Please transcribe the listing below in full and word for word, without its pictures.

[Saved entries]
◇ ◇ ◇ ◇
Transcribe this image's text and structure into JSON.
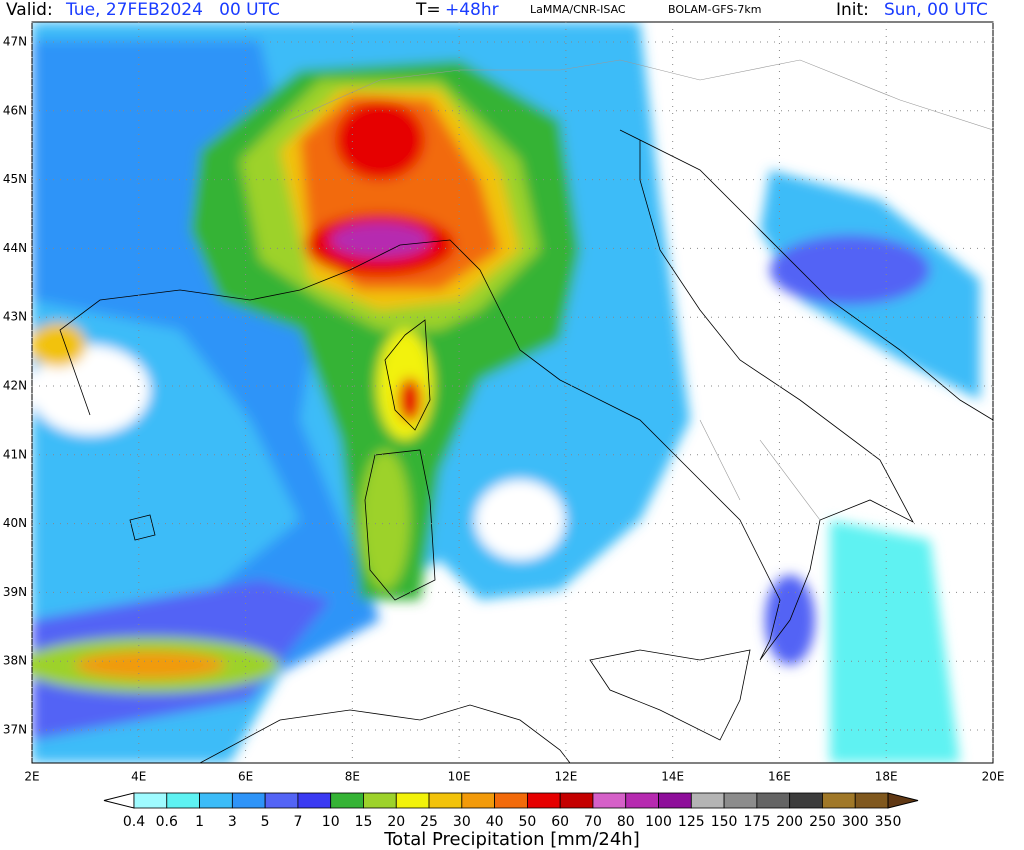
{
  "header": {
    "valid_label": "Valid:",
    "valid_value": "Tue, 27FEB2024   00 UTC",
    "lead_label": "T=",
    "lead_value": "+48hr",
    "institution": "LaMMA/CNR-ISAC",
    "model": "BOLAM-GFS-7km",
    "init_label": "Init:",
    "init_value": "Sun, 00 UTC"
  },
  "map": {
    "lat_labels": [
      "47N",
      "46N",
      "45N",
      "44N",
      "43N",
      "42N",
      "41N",
      "40N",
      "39N",
      "38N",
      "37N"
    ],
    "lon_labels": [
      "2E",
      "4E",
      "6E",
      "8E",
      "10E",
      "12E",
      "14E",
      "16E",
      "18E",
      "20E"
    ]
  },
  "colorbar": {
    "levels": [
      0.4,
      0.6,
      1,
      3,
      5,
      7,
      10,
      15,
      20,
      25,
      30,
      40,
      50,
      60,
      70,
      80,
      100,
      125,
      150,
      175,
      200,
      250,
      300,
      350
    ],
    "colors": [
      "#ffffff",
      "#9ffbff",
      "#5ef2f2",
      "#3cbcf8",
      "#2e94f8",
      "#5364f5",
      "#3a3af2",
      "#35b335",
      "#9dd22b",
      "#f2f20a",
      "#f2c20a",
      "#f29a0a",
      "#f26a0a",
      "#e60000",
      "#c40000",
      "#d560c8",
      "#b62ab0",
      "#8e0e9a",
      "#b4b4b4",
      "#8c8c8c",
      "#646464",
      "#3c3c3c",
      "#a07828",
      "#80581e",
      "#603814"
    ],
    "title": "Total Precipitation [mm/24h]"
  }
}
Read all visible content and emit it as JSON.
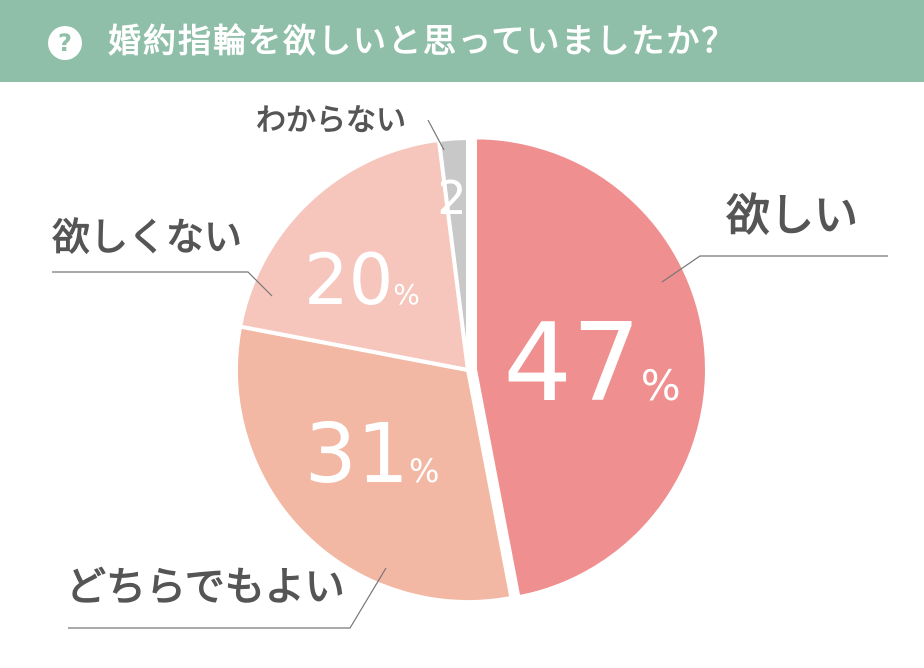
{
  "header": {
    "icon": "question-circle-icon",
    "question_mark": "?",
    "title": "婚約指輪を欲しいと思っていましたか？",
    "bg_color": "#8fbfa9"
  },
  "chart_data": {
    "type": "pie",
    "title": "婚約指輪を欲しいと思っていましたか？",
    "slices": [
      {
        "label": "欲しい",
        "value": 47,
        "display": "47",
        "unit": "%",
        "color": "#f08f8f"
      },
      {
        "label": "どちらでもよい",
        "value": 31,
        "display": "31",
        "unit": "%",
        "color": "#f2b8a4"
      },
      {
        "label": "欲しくない",
        "value": 20,
        "display": "20",
        "unit": "%",
        "color": "#f6c6bd"
      },
      {
        "label": "わからない",
        "value": 2,
        "display": "2",
        "unit": "",
        "color": "#c8c8c8"
      }
    ],
    "start": "12 o'clock",
    "direction": "clockwise",
    "legend": "callout labels"
  }
}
◇ ◇ ◇ ◇
Solution to this exercise »
Transcribe this image's text and structure into JSON.
{
  "header": {
    "valid_label": "Valid:",
    "valid_value": "Tue, 27FEB2024   00 UTC",
    "lead_label": "T=",
    "lead_value": "+48hr",
    "institution": "LaMMA/CNR-ISAC",
    "model": "BOLAM-GFS-7km",
    "init_label": "Init:",
    "init_value": "Sun, 00 UTC"
  },
  "map": {
    "lat_labels": [
      "47N",
      "46N",
      "45N",
      "44N",
      "43N",
      "42N",
      "41N",
      "40N",
      "39N",
      "38N",
      "37N"
    ],
    "lon_labels": [
      "2E",
      "4E",
      "6E",
      "8E",
      "10E",
      "12E",
      "14E",
      "16E",
      "18E",
      "20E"
    ]
  },
  "colorbar": {
    "levels": [
      0.4,
      0.6,
      1,
      3,
      5,
      7,
      10,
      15,
      20,
      25,
      30,
      40,
      50,
      60,
      70,
      80,
      100,
      125,
      150,
      175,
      200,
      250,
      300,
      350
    ],
    "colors": [
      "#ffffff",
      "#9ffbff",
      "#5ef2f2",
      "#3cbcf8",
      "#2e94f8",
      "#5364f5",
      "#3a3af2",
      "#35b335",
      "#9dd22b",
      "#f2f20a",
      "#f2c20a",
      "#f29a0a",
      "#f26a0a",
      "#e60000",
      "#c40000",
      "#d560c8",
      "#b62ab0",
      "#8e0e9a",
      "#b4b4b4",
      "#8c8c8c",
      "#646464",
      "#3c3c3c",
      "#a07828",
      "#80581e",
      "#603814"
    ],
    "title": "Total Precipitation [mm/24h]"
  }
}
Read all visible content and emit it as JSON.
{
  "header": {
    "icon": "question-circle-icon",
    "question_mark": "?",
    "title": "婚約指輪を欲しいと思っていましたか？",
    "bg_color": "#8fbfa9"
  },
  "chart_data": {
    "type": "pie",
    "title": "婚約指輪を欲しいと思っていましたか？",
    "slices": [
      {
        "label": "欲しい",
        "value": 47,
        "display": "47",
        "unit": "%",
        "color": "#f08f8f"
      },
      {
        "label": "どちらでもよい",
        "value": 31,
        "display": "31",
        "unit": "%",
        "color": "#f2b8a4"
      },
      {
        "label": "欲しくない",
        "value": 20,
        "display": "20",
        "unit": "%",
        "color": "#f6c6bd"
      },
      {
        "label": "わからない",
        "value": 2,
        "display": "2",
        "unit": "",
        "color": "#c8c8c8"
      }
    ],
    "start": "12 o'clock",
    "direction": "clockwise",
    "legend": "callout labels"
  }
}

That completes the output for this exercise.